§ Problem to solve: Transcribe all the records with complete accuracy.

(Records about charts and figures)
┌──

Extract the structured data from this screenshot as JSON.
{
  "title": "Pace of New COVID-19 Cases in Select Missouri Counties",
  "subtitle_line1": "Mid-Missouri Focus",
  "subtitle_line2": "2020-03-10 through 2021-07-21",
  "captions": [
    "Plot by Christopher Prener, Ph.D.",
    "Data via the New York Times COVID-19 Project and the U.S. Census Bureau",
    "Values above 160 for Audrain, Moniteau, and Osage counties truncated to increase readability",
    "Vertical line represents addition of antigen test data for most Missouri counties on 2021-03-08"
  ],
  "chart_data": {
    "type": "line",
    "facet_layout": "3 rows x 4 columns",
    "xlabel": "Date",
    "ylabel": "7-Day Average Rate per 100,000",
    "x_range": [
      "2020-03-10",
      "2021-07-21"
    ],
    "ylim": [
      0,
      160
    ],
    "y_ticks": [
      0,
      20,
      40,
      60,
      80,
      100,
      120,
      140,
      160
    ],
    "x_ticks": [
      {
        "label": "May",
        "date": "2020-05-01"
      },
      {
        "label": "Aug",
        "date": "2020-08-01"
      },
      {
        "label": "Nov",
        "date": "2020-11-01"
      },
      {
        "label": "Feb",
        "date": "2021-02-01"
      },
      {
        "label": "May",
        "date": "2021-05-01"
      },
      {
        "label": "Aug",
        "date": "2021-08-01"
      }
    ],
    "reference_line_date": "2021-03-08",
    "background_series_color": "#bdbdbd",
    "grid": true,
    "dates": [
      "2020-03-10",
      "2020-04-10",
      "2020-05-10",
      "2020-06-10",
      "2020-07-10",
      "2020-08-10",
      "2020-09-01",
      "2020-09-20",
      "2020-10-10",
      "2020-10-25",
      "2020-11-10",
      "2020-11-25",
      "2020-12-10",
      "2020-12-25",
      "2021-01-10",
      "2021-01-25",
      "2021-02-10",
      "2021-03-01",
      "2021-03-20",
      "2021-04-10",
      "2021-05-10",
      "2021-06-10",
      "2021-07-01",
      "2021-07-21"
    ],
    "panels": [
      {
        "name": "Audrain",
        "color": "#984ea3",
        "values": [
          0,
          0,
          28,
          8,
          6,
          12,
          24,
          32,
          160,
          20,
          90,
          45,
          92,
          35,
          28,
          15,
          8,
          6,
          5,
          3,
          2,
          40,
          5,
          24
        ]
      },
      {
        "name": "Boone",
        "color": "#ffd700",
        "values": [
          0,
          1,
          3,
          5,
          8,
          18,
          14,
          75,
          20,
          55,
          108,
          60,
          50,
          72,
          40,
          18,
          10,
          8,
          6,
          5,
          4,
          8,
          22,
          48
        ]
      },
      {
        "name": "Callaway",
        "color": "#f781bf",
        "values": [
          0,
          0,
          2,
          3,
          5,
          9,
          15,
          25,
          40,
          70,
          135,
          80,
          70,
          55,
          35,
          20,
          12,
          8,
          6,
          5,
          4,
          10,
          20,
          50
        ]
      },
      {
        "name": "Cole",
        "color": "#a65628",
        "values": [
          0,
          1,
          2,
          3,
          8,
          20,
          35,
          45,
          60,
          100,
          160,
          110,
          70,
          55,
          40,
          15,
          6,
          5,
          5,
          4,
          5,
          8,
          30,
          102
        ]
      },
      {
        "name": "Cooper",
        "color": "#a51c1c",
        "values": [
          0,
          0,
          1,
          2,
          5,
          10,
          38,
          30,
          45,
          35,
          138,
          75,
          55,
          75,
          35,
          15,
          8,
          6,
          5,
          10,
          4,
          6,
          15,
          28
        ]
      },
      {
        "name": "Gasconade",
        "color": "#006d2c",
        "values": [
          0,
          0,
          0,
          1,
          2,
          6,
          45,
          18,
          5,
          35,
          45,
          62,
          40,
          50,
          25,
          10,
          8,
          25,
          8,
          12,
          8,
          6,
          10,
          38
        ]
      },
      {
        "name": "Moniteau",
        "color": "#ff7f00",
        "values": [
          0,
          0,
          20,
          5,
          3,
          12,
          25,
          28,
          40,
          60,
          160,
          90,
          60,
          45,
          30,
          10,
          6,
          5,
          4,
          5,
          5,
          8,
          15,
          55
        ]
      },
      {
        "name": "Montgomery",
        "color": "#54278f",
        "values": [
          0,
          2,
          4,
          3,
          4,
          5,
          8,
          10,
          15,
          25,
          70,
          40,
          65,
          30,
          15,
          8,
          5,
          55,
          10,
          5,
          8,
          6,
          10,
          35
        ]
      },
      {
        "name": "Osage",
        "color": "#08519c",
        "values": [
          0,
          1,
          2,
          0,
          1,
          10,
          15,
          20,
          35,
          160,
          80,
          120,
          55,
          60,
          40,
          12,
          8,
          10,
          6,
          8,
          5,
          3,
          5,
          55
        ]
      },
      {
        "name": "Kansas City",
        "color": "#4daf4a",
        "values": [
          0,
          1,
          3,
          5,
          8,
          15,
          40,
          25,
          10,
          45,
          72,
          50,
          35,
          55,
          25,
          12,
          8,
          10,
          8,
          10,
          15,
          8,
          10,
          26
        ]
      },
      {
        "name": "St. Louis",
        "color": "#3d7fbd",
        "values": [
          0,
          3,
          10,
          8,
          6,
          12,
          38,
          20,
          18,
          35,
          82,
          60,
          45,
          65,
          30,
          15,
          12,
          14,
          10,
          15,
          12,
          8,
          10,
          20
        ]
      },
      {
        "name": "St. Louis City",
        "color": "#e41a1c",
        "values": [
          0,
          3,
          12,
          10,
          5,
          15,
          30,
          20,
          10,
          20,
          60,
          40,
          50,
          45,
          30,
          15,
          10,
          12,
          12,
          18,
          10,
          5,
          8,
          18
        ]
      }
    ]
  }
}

└──

§ Written answer:
Extract the structured data from this screenshot as JSON.
{
  "title": "Pace of New COVID-19 Cases in Select Missouri Counties",
  "subtitle_line1": "Mid-Missouri Focus",
  "subtitle_line2": "2020-03-10 through 2021-07-21",
  "captions": [
    "Plot by Christopher Prener, Ph.D.",
    "Data via the New York Times COVID-19 Project and the U.S. Census Bureau",
    "Values above 160 for Audrain, Moniteau, and Osage counties truncated to increase readability",
    "Vertical line represents addition of antigen test data for most Missouri counties on 2021-03-08"
  ],
  "chart_data": {
    "type": "line",
    "facet_layout": "3 rows x 4 columns",
    "xlabel": "Date",
    "ylabel": "7-Day Average Rate per 100,000",
    "x_range": [
      "2020-03-10",
      "2021-07-21"
    ],
    "ylim": [
      0,
      160
    ],
    "y_ticks": [
      0,
      20,
      40,
      60,
      80,
      100,
      120,
      140,
      160
    ],
    "x_ticks": [
      {
        "label": "May",
        "date": "2020-05-01"
      },
      {
        "label": "Aug",
        "date": "2020-08-01"
      },
      {
        "label": "Nov",
        "date": "2020-11-01"
      },
      {
        "label": "Feb",
        "date": "2021-02-01"
      },
      {
        "label": "May",
        "date": "2021-05-01"
      },
      {
        "label": "Aug",
        "date": "2021-08-01"
      }
    ],
    "reference_line_date": "2021-03-08",
    "background_series_color": "#bdbdbd",
    "grid": true,
    "dates": [
      "2020-03-10",
      "2020-04-10",
      "2020-05-10",
      "2020-06-10",
      "2020-07-10",
      "2020-08-10",
      "2020-09-01",
      "2020-09-20",
      "2020-10-10",
      "2020-10-25",
      "2020-11-10",
      "2020-11-25",
      "2020-12-10",
      "2020-12-25",
      "2021-01-10",
      "2021-01-25",
      "2021-02-10",
      "2021-03-01",
      "2021-03-20",
      "2021-04-10",
      "2021-05-10",
      "2021-06-10",
      "2021-07-01",
      "2021-07-21"
    ],
    "panels": [
      {
        "name": "Audrain",
        "color": "#984ea3",
        "values": [
          0,
          0,
          28,
          8,
          6,
          12,
          24,
          32,
          160,
          20,
          90,
          45,
          92,
          35,
          28,
          15,
          8,
          6,
          5,
          3,
          2,
          40,
          5,
          24
        ]
      },
      {
        "name": "Boone",
        "color": "#ffd700",
        "values": [
          0,
          1,
          3,
          5,
          8,
          18,
          14,
          75,
          20,
          55,
          108,
          60,
          50,
          72,
          40,
          18,
          10,
          8,
          6,
          5,
          4,
          8,
          22,
          48
        ]
      },
      {
        "name": "Callaway",
        "color": "#f781bf",
        "values": [
          0,
          0,
          2,
          3,
          5,
          9,
          15,
          25,
          40,
          70,
          135,
          80,
          70,
          55,
          35,
          20,
          12,
          8,
          6,
          5,
          4,
          10,
          20,
          50
        ]
      },
      {
        "name": "Cole",
        "color": "#a65628",
        "values": [
          0,
          1,
          2,
          3,
          8,
          20,
          35,
          45,
          60,
          100,
          160,
          110,
          70,
          55,
          40,
          15,
          6,
          5,
          5,
          4,
          5,
          8,
          30,
          102
        ]
      },
      {
        "name": "Cooper",
        "color": "#a51c1c",
        "values": [
          0,
          0,
          1,
          2,
          5,
          10,
          38,
          30,
          45,
          35,
          138,
          75,
          55,
          75,
          35,
          15,
          8,
          6,
          5,
          10,
          4,
          6,
          15,
          28
        ]
      },
      {
        "name": "Gasconade",
        "color": "#006d2c",
        "values": [
          0,
          0,
          0,
          1,
          2,
          6,
          45,
          18,
          5,
          35,
          45,
          62,
          40,
          50,
          25,
          10,
          8,
          25,
          8,
          12,
          8,
          6,
          10,
          38
        ]
      },
      {
        "name": "Moniteau",
        "color": "#ff7f00",
        "values": [
          0,
          0,
          20,
          5,
          3,
          12,
          25,
          28,
          40,
          60,
          160,
          90,
          60,
          45,
          30,
          10,
          6,
          5,
          4,
          5,
          5,
          8,
          15,
          55
        ]
      },
      {
        "name": "Montgomery",
        "color": "#54278f",
        "values": [
          0,
          2,
          4,
          3,
          4,
          5,
          8,
          10,
          15,
          25,
          70,
          40,
          65,
          30,
          15,
          8,
          5,
          55,
          10,
          5,
          8,
          6,
          10,
          35
        ]
      },
      {
        "name": "Osage",
        "color": "#08519c",
        "values": [
          0,
          1,
          2,
          0,
          1,
          10,
          15,
          20,
          35,
          160,
          80,
          120,
          55,
          60,
          40,
          12,
          8,
          10,
          6,
          8,
          5,
          3,
          5,
          55
        ]
      },
      {
        "name": "Kansas City",
        "color": "#4daf4a",
        "values": [
          0,
          1,
          3,
          5,
          8,
          15,
          40,
          25,
          10,
          45,
          72,
          50,
          35,
          55,
          25,
          12,
          8,
          10,
          8,
          10,
          15,
          8,
          10,
          26
        ]
      },
      {
        "name": "St. Louis",
        "color": "#3d7fbd",
        "values": [
          0,
          3,
          10,
          8,
          6,
          12,
          38,
          20,
          18,
          35,
          82,
          60,
          45,
          65,
          30,
          15,
          12,
          14,
          10,
          15,
          12,
          8,
          10,
          20
        ]
      },
      {
        "name": "St. Louis City",
        "color": "#e41a1c",
        "values": [
          0,
          3,
          12,
          10,
          5,
          15,
          30,
          20,
          10,
          20,
          60,
          40,
          50,
          45,
          30,
          15,
          10,
          12,
          12,
          18,
          10,
          5,
          8,
          18
        ]
      }
    ]
  }
}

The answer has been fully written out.